##### Information shown #####

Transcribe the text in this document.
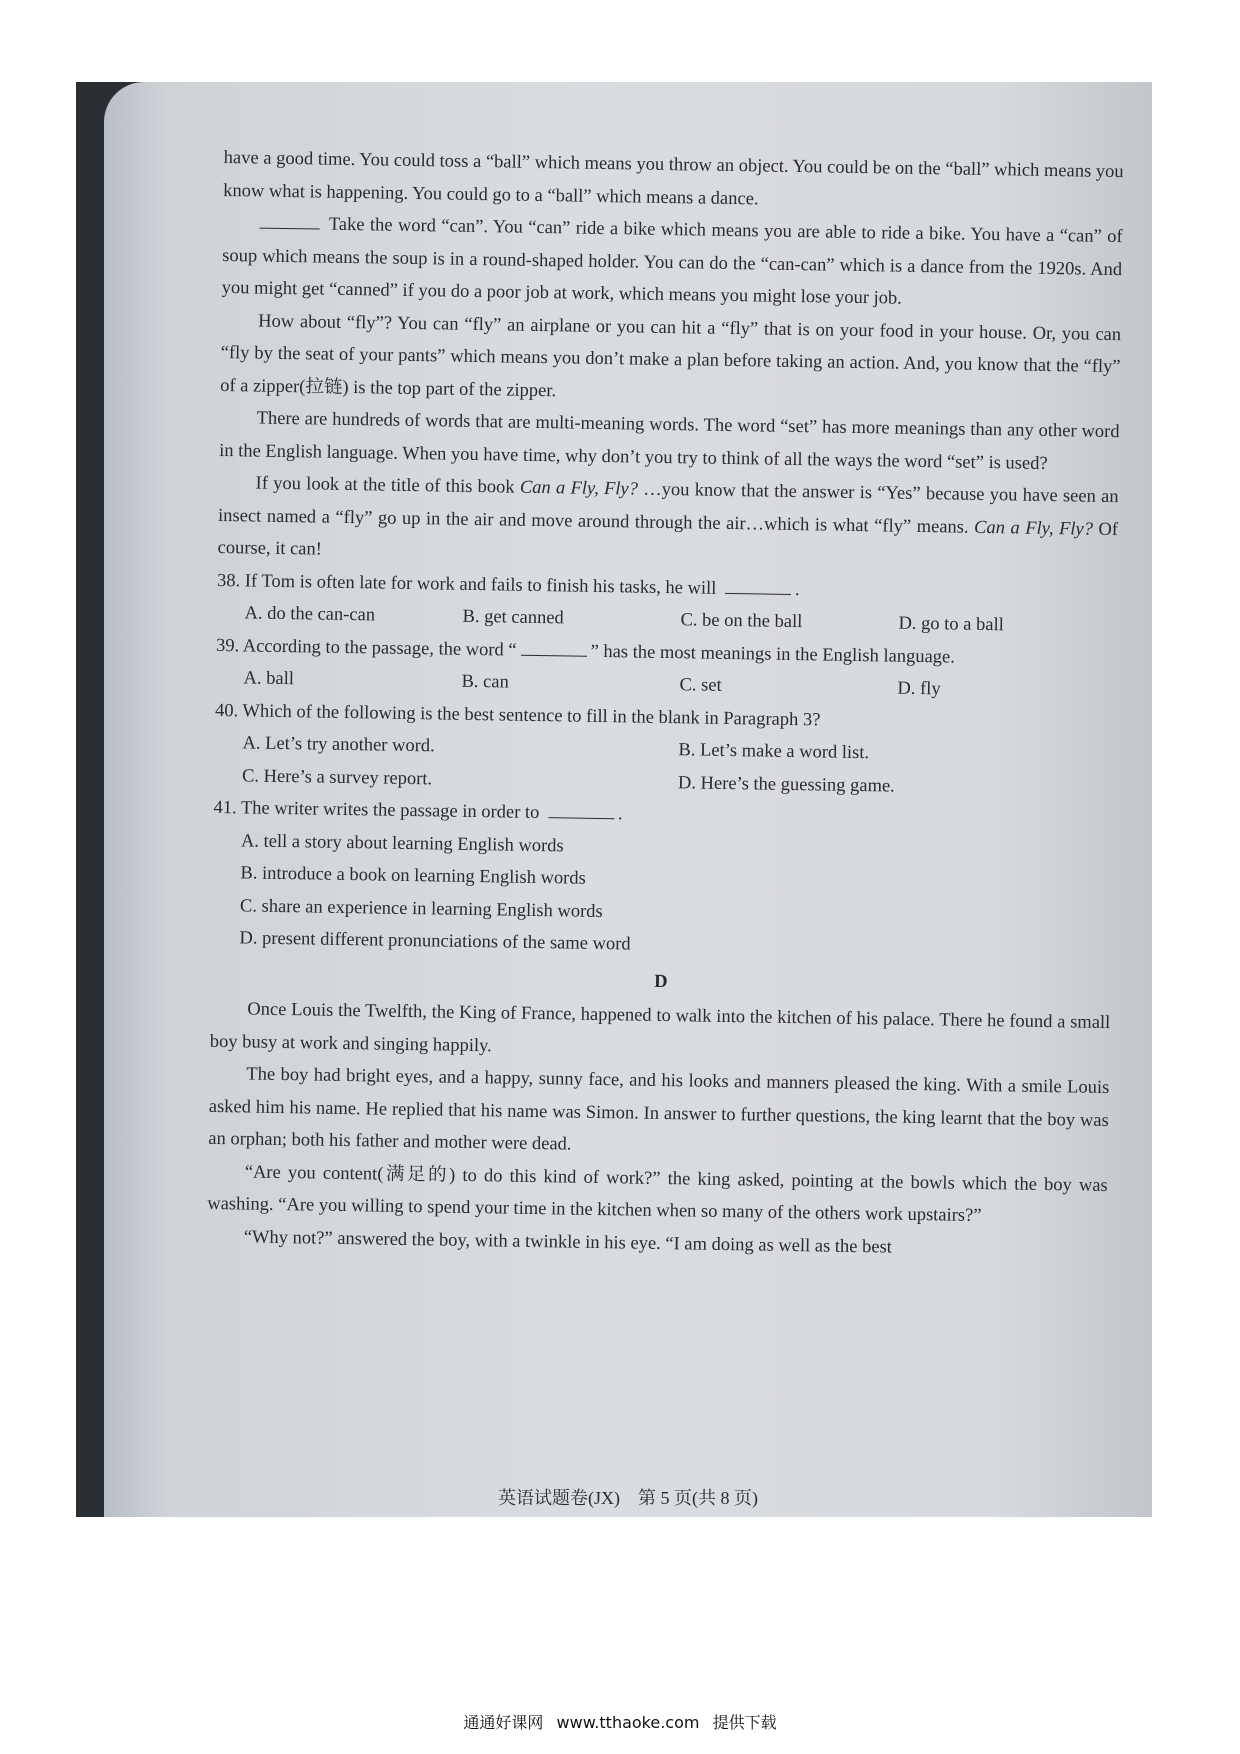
have a good time. You could toss a “ball” which means you throw an object. You could be on the “ball” which means you know what is happening. You could go to a “ball” which means a dance.

Take the word “can”. You “can” ride a bike which means you are able to ride a bike. You have a “can” of soup which means the soup is in a round-shaped holder. You can do the “can-can” which is a dance from the 1920s. And you might get “canned” if you do a poor job at work, which means you might lose your job.

How about “fly”? You can “fly” an airplane or you can hit a “fly” that is on your food in your house. Or, you can “fly by the seat of your pants” which means you don’t make a plan before taking an action. And, you know that the “fly” of a zipper(拉链) is the top part of the zipper.

There are hundreds of words that are multi-meaning words. The word “set” has more meanings than any other word in the English language. When you have time, why don’t you try to think of all the ways the word “set” is used?

If you look at the title of this book Can a Fly, Fly? …you know that the answer is “Yes” because you have seen an insect named a “fly” go up in the air and move around through the air…which is what “fly” means. Can a Fly, Fly? Of course, it can!

38. If Tom is often late for work and fails to finish his tasks, he will	.

A. do the can-can	B. get canned	C. be on the ball	D. go to a ball

39. According to the passage, the word “	” has the most meanings in the English language.

A. ball	B. can	C. set	D. fly

40. Which of the following is the best sentence to fill in the blank in Paragraph 3?

A. Let’s try another word.	B. Let’s make a word list.
C. Here’s a survey report.	D. Here’s the guessing game.

41. The writer writes the passage in order to	.

A. tell a story about learning English words
B. introduce a book on learning English words
C. share an experience in learning English words
D. present different pronunciations of the same word
D

Once Louis the Twelfth, the King of France, happened to walk into the kitchen of his palace. There he found a small boy busy at work and singing happily.

The boy had bright eyes, and a happy, sunny face, and his looks and manners pleased the king. With a smile Louis asked him his name. He replied that his name was Simon. In answer to further questions, the king learnt that the boy was an orphan; both his father and mother were dead.

“Are you content(满足的) to do this kind of work?” the king asked, pointing at the bowls which the boy was washing. “Are you willing to spend your time in the kitchen when so many of the others work upstairs?”

“Why not?” answered the boy, with a twinkle in his eye. “I am doing as well as the best

英语试题卷(JX)　第 5 页(共 8 页)
通通好课网 www.tthaoke.com 提供下载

#####

- What is asked
Provide only the count of lines in the material above that hold the word "make".

- Finished task
2